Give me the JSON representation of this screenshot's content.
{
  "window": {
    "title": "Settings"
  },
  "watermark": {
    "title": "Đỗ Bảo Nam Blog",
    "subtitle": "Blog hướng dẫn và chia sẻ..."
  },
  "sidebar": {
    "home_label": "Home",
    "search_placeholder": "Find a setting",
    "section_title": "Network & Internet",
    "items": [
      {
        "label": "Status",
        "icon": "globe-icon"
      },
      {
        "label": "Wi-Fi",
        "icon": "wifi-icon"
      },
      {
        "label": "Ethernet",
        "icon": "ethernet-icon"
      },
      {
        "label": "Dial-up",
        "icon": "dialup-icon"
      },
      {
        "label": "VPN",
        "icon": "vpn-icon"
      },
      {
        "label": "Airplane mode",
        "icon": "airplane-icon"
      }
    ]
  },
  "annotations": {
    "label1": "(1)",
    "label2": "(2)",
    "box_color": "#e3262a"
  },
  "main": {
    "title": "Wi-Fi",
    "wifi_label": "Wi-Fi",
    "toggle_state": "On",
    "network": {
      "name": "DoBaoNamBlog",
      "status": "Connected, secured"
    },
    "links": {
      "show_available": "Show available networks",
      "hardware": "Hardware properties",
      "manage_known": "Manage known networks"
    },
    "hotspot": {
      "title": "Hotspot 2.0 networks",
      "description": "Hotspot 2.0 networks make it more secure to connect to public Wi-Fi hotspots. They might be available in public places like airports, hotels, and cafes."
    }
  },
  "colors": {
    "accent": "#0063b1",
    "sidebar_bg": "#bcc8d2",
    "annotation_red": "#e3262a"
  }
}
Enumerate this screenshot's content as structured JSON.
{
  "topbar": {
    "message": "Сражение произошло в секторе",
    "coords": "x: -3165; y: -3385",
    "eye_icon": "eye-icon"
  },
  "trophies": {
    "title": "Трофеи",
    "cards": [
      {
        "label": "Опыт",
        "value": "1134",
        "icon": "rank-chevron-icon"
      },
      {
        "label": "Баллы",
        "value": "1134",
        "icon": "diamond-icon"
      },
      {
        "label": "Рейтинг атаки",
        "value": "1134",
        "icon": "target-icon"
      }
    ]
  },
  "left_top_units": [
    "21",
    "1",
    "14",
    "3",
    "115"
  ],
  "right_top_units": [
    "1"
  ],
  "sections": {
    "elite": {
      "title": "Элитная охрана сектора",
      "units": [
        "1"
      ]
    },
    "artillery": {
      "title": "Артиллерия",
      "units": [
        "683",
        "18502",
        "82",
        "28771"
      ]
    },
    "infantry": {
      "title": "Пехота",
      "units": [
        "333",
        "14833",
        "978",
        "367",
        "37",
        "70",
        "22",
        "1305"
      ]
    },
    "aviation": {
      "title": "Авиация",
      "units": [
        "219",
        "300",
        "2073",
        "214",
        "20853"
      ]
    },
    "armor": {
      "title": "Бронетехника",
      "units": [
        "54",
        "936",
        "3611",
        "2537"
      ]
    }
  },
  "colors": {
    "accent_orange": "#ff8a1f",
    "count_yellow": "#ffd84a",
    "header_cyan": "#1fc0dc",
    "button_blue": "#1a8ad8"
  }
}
++++++++++++++++++++
→ **Written problem**: Above are the records; retype every one exactly.

→ **Task response**:
Give me the JSON representation of this screenshot's content.
{
  "window": {
    "title": "Settings"
  },
  "watermark": {
    "title": "Đỗ Bảo Nam Blog",
    "subtitle": "Blog hướng dẫn và chia sẻ..."
  },
  "sidebar": {
    "home_label": "Home",
    "search_placeholder": "Find a setting",
    "section_title": "Network & Internet",
    "items": [
      {
        "label": "Status",
        "icon": "globe-icon"
      },
      {
        "label": "Wi-Fi",
        "icon": "wifi-icon"
      },
      {
        "label": "Ethernet",
        "icon": "ethernet-icon"
      },
      {
        "label": "Dial-up",
        "icon": "dialup-icon"
      },
      {
        "label": "VPN",
        "icon": "vpn-icon"
      },
      {
        "label": "Airplane mode",
        "icon": "airplane-icon"
      }
    ]
  },
  "annotations": {
    "label1": "(1)",
    "label2": "(2)",
    "box_color": "#e3262a"
  },
  "main": {
    "title": "Wi-Fi",
    "wifi_label": "Wi-Fi",
    "toggle_state": "On",
    "network": {
      "name": "DoBaoNamBlog",
      "status": "Connected, secured"
    },
    "links": {
      "show_available": "Show available networks",
      "hardware": "Hardware properties",
      "manage_known": "Manage known networks"
    },
    "hotspot": {
      "title": "Hotspot 2.0 networks",
      "description": "Hotspot 2.0 networks make it more secure to connect to public Wi-Fi hotspots. They might be available in public places like airports, hotels, and cafes."
    }
  },
  "colors": {
    "accent": "#0063b1",
    "sidebar_bg": "#bcc8d2",
    "annotation_red": "#e3262a"
  }
}
Enumerate this screenshot's content as structured JSON.
{
  "topbar": {
    "message": "Сражение произошло в секторе",
    "coords": "x: -3165; y: -3385",
    "eye_icon": "eye-icon"
  },
  "trophies": {
    "title": "Трофеи",
    "cards": [
      {
        "label": "Опыт",
        "value": "1134",
        "icon": "rank-chevron-icon"
      },
      {
        "label": "Баллы",
        "value": "1134",
        "icon": "diamond-icon"
      },
      {
        "label": "Рейтинг атаки",
        "value": "1134",
        "icon": "target-icon"
      }
    ]
  },
  "left_top_units": [
    "21",
    "1",
    "14",
    "3",
    "115"
  ],
  "right_top_units": [
    "1"
  ],
  "sections": {
    "elite": {
      "title": "Элитная охрана сектора",
      "units": [
        "1"
      ]
    },
    "artillery": {
      "title": "Артиллерия",
      "units": [
        "683",
        "18502",
        "82",
        "28771"
      ]
    },
    "infantry": {
      "title": "Пехота",
      "units": [
        "333",
        "14833",
        "978",
        "367",
        "37",
        "70",
        "22",
        "1305"
      ]
    },
    "aviation": {
      "title": "Авиация",
      "units": [
        "219",
        "300",
        "2073",
        "214",
        "20853"
      ]
    },
    "armor": {
      "title": "Бронетехника",
      "units": [
        "54",
        "936",
        "3611",
        "2537"
      ]
    }
  },
  "colors": {
    "accent_orange": "#ff8a1f",
    "count_yellow": "#ffd84a",
    "header_cyan": "#1fc0dc",
    "button_blue": "#1a8ad8"
  }
}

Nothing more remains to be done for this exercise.